> [PROBLEM TO SOLVE]
Copy every line from the data below in which the string "menu" can be found.

--- Start of INPUT RECORDS ---

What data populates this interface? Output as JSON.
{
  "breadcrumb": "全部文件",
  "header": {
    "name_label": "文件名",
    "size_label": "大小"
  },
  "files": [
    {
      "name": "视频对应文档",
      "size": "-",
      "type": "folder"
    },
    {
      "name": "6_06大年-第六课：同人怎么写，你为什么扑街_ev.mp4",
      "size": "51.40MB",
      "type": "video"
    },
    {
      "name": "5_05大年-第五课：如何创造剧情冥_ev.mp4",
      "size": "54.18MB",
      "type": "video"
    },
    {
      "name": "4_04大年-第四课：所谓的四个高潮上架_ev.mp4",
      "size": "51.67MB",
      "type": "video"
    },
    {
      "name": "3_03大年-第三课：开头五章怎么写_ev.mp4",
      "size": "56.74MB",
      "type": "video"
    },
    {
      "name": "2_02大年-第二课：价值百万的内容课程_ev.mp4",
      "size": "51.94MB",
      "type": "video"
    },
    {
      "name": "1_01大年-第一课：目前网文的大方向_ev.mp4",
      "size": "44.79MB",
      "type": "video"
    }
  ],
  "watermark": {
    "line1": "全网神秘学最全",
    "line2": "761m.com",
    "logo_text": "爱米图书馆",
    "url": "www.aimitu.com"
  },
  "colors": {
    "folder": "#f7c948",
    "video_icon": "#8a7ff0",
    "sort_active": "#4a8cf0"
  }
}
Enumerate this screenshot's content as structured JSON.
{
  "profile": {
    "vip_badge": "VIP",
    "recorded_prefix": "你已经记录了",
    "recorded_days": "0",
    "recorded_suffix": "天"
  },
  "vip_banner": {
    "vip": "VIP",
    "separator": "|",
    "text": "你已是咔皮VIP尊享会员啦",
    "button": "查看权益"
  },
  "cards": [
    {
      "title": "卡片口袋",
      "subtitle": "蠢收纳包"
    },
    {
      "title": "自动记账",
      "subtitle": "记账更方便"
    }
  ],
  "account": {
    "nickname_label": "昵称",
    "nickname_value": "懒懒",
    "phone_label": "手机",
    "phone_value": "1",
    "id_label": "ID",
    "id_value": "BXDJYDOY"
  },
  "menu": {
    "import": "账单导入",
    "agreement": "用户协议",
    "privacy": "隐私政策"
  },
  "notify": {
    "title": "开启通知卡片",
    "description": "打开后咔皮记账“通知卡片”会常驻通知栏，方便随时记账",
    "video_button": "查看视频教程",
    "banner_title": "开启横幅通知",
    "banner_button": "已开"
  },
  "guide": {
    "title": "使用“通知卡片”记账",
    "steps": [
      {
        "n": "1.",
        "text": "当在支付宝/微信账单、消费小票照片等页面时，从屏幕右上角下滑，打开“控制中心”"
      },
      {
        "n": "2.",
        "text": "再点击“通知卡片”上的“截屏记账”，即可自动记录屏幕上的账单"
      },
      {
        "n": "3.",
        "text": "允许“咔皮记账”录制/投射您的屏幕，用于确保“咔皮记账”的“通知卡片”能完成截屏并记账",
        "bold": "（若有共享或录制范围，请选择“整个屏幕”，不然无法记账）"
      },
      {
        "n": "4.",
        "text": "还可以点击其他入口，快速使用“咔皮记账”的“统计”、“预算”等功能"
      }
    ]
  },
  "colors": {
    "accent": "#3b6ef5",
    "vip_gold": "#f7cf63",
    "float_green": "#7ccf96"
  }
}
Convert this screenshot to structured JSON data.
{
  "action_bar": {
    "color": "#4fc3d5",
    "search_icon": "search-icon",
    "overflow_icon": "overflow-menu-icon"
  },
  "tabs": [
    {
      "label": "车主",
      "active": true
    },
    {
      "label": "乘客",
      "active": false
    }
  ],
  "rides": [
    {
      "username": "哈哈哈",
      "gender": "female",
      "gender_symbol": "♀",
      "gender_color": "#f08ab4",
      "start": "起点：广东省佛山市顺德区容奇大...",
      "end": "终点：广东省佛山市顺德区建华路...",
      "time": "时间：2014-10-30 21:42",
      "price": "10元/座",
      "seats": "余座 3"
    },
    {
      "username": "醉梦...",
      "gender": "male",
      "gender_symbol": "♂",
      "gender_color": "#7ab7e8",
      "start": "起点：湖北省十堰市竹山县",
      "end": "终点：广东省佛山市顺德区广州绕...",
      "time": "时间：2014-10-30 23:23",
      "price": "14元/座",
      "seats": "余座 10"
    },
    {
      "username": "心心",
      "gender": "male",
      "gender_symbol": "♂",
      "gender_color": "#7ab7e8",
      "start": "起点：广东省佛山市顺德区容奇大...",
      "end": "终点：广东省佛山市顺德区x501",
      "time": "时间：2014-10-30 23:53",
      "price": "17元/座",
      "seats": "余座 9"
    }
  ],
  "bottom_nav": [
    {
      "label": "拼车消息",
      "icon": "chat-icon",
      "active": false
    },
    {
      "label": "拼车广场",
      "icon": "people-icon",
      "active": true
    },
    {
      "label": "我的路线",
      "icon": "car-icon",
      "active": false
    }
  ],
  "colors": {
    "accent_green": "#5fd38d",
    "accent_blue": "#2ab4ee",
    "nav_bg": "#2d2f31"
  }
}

--- End of INPUT RECORDS ---

> [REPLY]
  "menu": {
    "overflow_icon": "overflow-menu-icon"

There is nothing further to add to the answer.